══ MATERIAL FOR THIS EXERCISE

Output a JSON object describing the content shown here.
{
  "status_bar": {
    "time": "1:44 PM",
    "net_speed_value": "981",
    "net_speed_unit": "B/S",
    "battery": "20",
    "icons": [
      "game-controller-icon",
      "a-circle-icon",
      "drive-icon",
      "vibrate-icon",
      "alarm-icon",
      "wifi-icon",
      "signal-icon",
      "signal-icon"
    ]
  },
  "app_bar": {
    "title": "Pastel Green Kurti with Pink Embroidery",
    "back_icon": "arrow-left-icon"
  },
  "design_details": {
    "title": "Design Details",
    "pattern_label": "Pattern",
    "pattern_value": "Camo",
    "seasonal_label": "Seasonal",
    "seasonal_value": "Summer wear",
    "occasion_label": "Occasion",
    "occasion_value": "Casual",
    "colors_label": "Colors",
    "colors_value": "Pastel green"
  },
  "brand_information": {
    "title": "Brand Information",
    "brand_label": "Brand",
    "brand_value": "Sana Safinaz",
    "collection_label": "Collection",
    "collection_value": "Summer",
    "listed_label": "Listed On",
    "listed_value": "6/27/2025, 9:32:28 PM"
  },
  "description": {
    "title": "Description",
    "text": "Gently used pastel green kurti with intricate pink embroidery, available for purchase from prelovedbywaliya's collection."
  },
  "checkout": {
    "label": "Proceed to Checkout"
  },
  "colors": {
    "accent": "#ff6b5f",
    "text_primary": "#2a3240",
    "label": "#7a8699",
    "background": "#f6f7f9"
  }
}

════

• THE REQUEST
Word for word, quote all of the data above.

• ANSWER FOR THIS EXERCISE
Output a JSON object describing the content shown here.
{
  "status_bar": {
    "time": "1:44 PM",
    "net_speed_value": "981",
    "net_speed_unit": "B/S",
    "battery": "20",
    "icons": [
      "game-controller-icon",
      "a-circle-icon",
      "drive-icon",
      "vibrate-icon",
      "alarm-icon",
      "wifi-icon",
      "signal-icon",
      "signal-icon"
    ]
  },
  "app_bar": {
    "title": "Pastel Green Kurti with Pink Embroidery",
    "back_icon": "arrow-left-icon"
  },
  "design_details": {
    "title": "Design Details",
    "pattern_label": "Pattern",
    "pattern_value": "Camo",
    "seasonal_label": "Seasonal",
    "seasonal_value": "Summer wear",
    "occasion_label": "Occasion",
    "occasion_value": "Casual",
    "colors_label": "Colors",
    "colors_value": "Pastel green"
  },
  "brand_information": {
    "title": "Brand Information",
    "brand_label": "Brand",
    "brand_value": "Sana Safinaz",
    "collection_label": "Collection",
    "collection_value": "Summer",
    "listed_label": "Listed On",
    "listed_value": "6/27/2025, 9:32:28 PM"
  },
  "description": {
    "title": "Description",
    "text": "Gently used pastel green kurti with intricate pink embroidery, available for purchase from prelovedbywaliya's collection."
  },
  "checkout": {
    "label": "Proceed to Checkout"
  },
  "colors": {
    "accent": "#ff6b5f",
    "text_primary": "#2a3240",
    "label": "#7a8699",
    "background": "#f6f7f9"
  }
}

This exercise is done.